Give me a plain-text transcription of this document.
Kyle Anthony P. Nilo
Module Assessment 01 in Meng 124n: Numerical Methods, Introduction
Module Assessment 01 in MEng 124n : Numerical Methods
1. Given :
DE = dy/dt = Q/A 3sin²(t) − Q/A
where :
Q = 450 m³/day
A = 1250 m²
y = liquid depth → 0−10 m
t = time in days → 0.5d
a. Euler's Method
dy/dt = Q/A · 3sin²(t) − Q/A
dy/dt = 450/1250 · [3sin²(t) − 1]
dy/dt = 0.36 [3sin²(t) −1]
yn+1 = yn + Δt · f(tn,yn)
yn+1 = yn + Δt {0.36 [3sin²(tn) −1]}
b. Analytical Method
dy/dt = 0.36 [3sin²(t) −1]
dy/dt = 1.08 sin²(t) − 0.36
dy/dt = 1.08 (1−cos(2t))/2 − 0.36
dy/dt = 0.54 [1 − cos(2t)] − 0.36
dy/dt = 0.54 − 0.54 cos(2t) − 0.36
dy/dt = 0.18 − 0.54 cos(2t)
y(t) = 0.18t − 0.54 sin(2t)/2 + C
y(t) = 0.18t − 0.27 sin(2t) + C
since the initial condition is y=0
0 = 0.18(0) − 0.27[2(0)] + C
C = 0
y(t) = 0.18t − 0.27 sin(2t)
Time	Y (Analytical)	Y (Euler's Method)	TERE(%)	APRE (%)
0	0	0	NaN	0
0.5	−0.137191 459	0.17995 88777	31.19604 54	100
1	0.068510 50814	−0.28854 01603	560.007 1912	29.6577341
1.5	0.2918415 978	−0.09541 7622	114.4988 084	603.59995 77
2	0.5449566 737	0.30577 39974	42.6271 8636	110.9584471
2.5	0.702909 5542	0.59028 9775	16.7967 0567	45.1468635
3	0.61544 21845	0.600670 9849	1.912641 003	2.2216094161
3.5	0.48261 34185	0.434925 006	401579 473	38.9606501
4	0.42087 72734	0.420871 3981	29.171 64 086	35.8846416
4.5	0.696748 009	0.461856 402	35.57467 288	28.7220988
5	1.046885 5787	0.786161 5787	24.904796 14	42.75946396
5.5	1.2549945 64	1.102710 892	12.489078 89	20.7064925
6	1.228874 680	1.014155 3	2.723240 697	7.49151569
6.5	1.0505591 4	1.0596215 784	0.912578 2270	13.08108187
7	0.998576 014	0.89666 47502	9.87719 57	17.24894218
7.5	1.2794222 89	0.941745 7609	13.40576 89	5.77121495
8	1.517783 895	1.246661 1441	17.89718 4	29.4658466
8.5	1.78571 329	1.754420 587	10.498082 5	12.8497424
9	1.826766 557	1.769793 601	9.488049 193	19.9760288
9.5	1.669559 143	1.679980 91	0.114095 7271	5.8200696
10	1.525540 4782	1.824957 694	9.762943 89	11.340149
####
State the count of lines with the word "Assessment" in them, and write nothing else.

* The reply *
2